WORK REQUIRED:
Every line in the listing is to be echoed verbatim.
[start RECORDS PROVIDED]
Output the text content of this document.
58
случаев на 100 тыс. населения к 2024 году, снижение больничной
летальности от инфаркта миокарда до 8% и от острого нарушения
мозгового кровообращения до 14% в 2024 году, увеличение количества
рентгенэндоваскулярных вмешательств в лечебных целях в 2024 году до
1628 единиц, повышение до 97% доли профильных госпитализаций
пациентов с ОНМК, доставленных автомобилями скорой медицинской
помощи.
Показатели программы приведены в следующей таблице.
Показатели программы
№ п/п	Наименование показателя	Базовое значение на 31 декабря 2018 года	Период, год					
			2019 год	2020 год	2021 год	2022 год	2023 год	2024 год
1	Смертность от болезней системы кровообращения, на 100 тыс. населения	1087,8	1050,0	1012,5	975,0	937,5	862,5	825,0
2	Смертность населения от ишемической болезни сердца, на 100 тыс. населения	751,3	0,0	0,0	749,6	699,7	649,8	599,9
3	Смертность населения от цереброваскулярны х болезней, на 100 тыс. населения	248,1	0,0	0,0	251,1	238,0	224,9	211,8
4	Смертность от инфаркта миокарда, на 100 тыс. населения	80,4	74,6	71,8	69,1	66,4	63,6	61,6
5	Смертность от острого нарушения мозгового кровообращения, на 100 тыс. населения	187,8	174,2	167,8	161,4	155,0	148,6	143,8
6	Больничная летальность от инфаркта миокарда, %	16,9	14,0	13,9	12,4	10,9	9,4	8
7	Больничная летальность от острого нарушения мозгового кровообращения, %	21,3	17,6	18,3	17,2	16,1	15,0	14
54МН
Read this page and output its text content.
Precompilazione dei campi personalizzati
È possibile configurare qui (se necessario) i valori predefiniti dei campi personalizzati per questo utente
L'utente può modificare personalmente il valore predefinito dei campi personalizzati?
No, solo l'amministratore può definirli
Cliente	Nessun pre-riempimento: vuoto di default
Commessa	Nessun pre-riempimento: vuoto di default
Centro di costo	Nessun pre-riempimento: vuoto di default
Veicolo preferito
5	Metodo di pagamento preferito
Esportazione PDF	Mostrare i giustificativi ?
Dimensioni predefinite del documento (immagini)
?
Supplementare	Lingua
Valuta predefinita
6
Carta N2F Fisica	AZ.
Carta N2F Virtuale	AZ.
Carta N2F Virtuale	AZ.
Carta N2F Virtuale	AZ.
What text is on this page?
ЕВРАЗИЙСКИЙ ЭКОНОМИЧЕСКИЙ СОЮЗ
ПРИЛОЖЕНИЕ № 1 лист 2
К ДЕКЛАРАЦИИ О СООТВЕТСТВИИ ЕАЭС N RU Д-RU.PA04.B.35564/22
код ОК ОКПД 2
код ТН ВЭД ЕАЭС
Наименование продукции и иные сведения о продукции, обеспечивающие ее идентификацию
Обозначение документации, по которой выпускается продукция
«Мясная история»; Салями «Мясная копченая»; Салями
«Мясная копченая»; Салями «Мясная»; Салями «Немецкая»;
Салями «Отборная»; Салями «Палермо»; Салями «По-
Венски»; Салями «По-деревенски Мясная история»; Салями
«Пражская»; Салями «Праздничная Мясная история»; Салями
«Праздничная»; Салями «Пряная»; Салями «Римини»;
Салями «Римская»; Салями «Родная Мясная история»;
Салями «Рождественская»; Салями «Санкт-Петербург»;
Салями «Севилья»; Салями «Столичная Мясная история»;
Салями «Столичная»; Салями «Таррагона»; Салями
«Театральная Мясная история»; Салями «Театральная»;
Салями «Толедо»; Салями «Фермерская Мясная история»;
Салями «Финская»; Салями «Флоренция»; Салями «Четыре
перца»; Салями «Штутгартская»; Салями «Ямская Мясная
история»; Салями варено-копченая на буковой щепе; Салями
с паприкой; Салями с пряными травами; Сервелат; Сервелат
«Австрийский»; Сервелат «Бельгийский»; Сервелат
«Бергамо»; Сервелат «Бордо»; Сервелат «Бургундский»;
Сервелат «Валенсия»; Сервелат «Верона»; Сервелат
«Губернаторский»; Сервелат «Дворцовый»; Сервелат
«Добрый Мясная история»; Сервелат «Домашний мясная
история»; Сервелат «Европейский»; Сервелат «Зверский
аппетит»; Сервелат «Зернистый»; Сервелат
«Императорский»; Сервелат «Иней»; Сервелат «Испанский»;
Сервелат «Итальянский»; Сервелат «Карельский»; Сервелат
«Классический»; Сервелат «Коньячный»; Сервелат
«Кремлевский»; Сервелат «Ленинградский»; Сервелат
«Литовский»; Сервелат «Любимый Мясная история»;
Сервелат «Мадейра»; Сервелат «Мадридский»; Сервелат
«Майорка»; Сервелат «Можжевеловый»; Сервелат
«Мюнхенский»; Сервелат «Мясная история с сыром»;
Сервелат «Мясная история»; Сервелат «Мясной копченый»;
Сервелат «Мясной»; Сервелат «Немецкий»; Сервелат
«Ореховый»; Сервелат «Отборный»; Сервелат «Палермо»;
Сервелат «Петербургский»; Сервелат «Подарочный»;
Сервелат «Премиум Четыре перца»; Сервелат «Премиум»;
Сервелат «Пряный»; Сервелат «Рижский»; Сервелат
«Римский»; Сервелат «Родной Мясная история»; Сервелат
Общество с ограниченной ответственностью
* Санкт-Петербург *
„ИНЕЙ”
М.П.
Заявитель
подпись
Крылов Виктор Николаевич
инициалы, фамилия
[end RECORDS PROVIDED]
REPLY:
Output the text content of this document.
58
случаев на 100 тыс. населения к 2024 году, снижение больничной
летальности от инфаркта миокарда до 8% и от острого нарушения
мозгового кровообращения до 14% в 2024 году, увеличение количества
рентгенэндоваскулярных вмешательств в лечебных целях в 2024 году до
1628 единиц, повышение до 97% доли профильных госпитализаций
пациентов с ОНМК, доставленных автомобилями скорой медицинской
помощи.
Показатели программы приведены в следующей таблице.
Показатели программы
№ п/п	Наименование показателя	Базовое значение на 31 декабря 2018 года	Период, год					
			2019 год	2020 год	2021 год	2022 год	2023 год	2024 год
1	Смертность от болезней системы кровообращения, на 100 тыс. населения	1087,8	1050,0	1012,5	975,0	937,5	862,5	825,0
2	Смертность населения от ишемической болезни сердца, на 100 тыс. населения	751,3	0,0	0,0	749,6	699,7	649,8	599,9
3	Смертность населения от цереброваскулярны х болезней, на 100 тыс. населения	248,1	0,0	0,0	251,1	238,0	224,9	211,8
4	Смертность от инфаркта миокарда, на 100 тыс. населения	80,4	74,6	71,8	69,1	66,4	63,6	61,6
5	Смертность от острого нарушения мозгового кровообращения, на 100 тыс. населения	187,8	174,2	167,8	161,4	155,0	148,6	143,8
6	Больничная летальность от инфаркта миокарда, %	16,9	14,0	13,9	12,4	10,9	9,4	8
7	Больничная летальность от острого нарушения мозгового кровообращения, %	21,3	17,6	18,3	17,2	16,1	15,0	14
54МН
Read this page and output its text content.
Precompilazione dei campi personalizzati
È possibile configurare qui (se necessario) i valori predefiniti dei campi personalizzati per questo utente
L'utente può modificare personalmente il valore predefinito dei campi personalizzati?
No, solo l'amministratore può definirli
Cliente	Nessun pre-riempimento: vuoto di default
Commessa	Nessun pre-riempimento: vuoto di default
Centro di costo	Nessun pre-riempimento: vuoto di default
Veicolo preferito
5	Metodo di pagamento preferito
Esportazione PDF	Mostrare i giustificativi ?
Dimensioni predefinite del documento (immagini)
?
Supplementare	Lingua
Valuta predefinita
6
Carta N2F Fisica	AZ.
Carta N2F Virtuale	AZ.
Carta N2F Virtuale	AZ.
Carta N2F Virtuale	AZ.
What text is on this page?
ЕВРАЗИЙСКИЙ ЭКОНОМИЧЕСКИЙ СОЮЗ
ПРИЛОЖЕНИЕ № 1 лист 2
К ДЕКЛАРАЦИИ О СООТВЕТСТВИИ ЕАЭС N RU Д-RU.PA04.B.35564/22
код ОК ОКПД 2
код ТН ВЭД ЕАЭС
Наименование продукции и иные сведения о продукции, обеспечивающие ее идентификацию
Обозначение документации, по которой выпускается продукция
«Мясная история»; Салями «Мясная копченая»; Салями
«Мясная копченая»; Салями «Мясная»; Салями «Немецкая»;
Салями «Отборная»; Салями «Палермо»; Салями «По-
Венски»; Салями «По-деревенски Мясная история»; Салями
«Пражская»; Салями «Праздничная Мясная история»; Салями
«Праздничная»; Салями «Пряная»; Салями «Римини»;
Салями «Римская»; Салями «Родная Мясная история»;
Салями «Рождественская»; Салями «Санкт-Петербург»;
Салями «Севилья»; Салями «Столичная Мясная история»;
Салями «Столичная»; Салями «Таррагона»; Салями
«Театральная Мясная история»; Салями «Театральная»;
Салями «Толедо»; Салями «Фермерская Мясная история»;
Салями «Финская»; Салями «Флоренция»; Салями «Четыре
перца»; Салями «Штутгартская»; Салями «Ямская Мясная
история»; Салями варено-копченая на буковой щепе; Салями
с паприкой; Салями с пряными травами; Сервелат; Сервелат
«Австрийский»; Сервелат «Бельгийский»; Сервелат
«Бергамо»; Сервелат «Бордо»; Сервелат «Бургундский»;
Сервелат «Валенсия»; Сервелат «Верона»; Сервелат
«Губернаторский»; Сервелат «Дворцовый»; Сервелат
«Добрый Мясная история»; Сервелат «Домашний мясная
история»; Сервелат «Европейский»; Сервелат «Зверский
аппетит»; Сервелат «Зернистый»; Сервелат
«Императорский»; Сервелат «Иней»; Сервелат «Испанский»;
Сервелат «Итальянский»; Сервелат «Карельский»; Сервелат
«Классический»; Сервелат «Коньячный»; Сервелат
«Кремлевский»; Сервелат «Ленинградский»; Сервелат
«Литовский»; Сервелат «Любимый Мясная история»;
Сервелат «Мадейра»; Сервелат «Мадридский»; Сервелат
«Майорка»; Сервелат «Можжевеловый»; Сервелат
«Мюнхенский»; Сервелат «Мясная история с сыром»;
Сервелат «Мясная история»; Сервелат «Мясной копченый»;
Сервелат «Мясной»; Сервелат «Немецкий»; Сервелат
«Ореховый»; Сервелат «Отборный»; Сервелат «Палермо»;
Сервелат «Петербургский»; Сервелат «Подарочный»;
Сервелат «Премиум Четыре перца»; Сервелат «Премиум»;
Сервелат «Пряный»; Сервелат «Рижский»; Сервелат
«Римский»; Сервелат «Родной Мясная история»; Сервелат
Общество с ограниченной ответственностью
* Санкт-Петербург *
„ИНЕЙ”
М.П.
Заявитель
подпись
Крылов Виктор Николаевич
инициалы, фамилия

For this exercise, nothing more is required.